Search the records that follow and extract every line containing the string "votes".

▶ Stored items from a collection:
╭──

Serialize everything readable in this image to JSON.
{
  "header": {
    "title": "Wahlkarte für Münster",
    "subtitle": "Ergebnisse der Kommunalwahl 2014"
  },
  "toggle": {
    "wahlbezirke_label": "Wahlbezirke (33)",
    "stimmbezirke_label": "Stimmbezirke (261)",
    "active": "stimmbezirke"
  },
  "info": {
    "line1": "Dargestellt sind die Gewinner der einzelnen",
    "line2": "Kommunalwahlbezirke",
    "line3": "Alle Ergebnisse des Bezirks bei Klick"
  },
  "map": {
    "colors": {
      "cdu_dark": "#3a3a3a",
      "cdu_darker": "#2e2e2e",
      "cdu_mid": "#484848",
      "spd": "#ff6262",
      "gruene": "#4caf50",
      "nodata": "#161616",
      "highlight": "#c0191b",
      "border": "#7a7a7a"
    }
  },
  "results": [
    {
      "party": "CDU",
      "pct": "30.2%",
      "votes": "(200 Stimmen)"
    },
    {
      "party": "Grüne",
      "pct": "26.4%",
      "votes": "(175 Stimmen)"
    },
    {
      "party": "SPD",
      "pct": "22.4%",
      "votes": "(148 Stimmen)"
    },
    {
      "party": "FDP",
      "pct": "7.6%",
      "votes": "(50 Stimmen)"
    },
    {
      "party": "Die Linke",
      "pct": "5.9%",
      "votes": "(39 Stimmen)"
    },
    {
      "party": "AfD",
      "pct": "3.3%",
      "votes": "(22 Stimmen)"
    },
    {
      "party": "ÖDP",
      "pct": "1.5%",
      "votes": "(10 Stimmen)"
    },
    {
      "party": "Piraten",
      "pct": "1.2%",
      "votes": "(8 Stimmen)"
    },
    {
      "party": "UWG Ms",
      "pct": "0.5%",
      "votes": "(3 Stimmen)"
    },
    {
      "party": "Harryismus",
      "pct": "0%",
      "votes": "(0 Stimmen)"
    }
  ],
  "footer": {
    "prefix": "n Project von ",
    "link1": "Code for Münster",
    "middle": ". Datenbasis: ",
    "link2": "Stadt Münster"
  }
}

╰──

▶ EXERCISE RESPONSE:
      "votes": "(200 Stimmen)"
      "votes": "(175 Stimmen)"
      "votes": "(148 Stimmen)"
      "votes": "(50 Stimmen)"
      "votes": "(39 Stimmen)"
      "votes": "(22 Stimmen)"
      "votes": "(10 Stimmen)"
      "votes": "(8 Stimmen)"
      "votes": "(3 Stimmen)"
      "votes": "(0 Stimmen)"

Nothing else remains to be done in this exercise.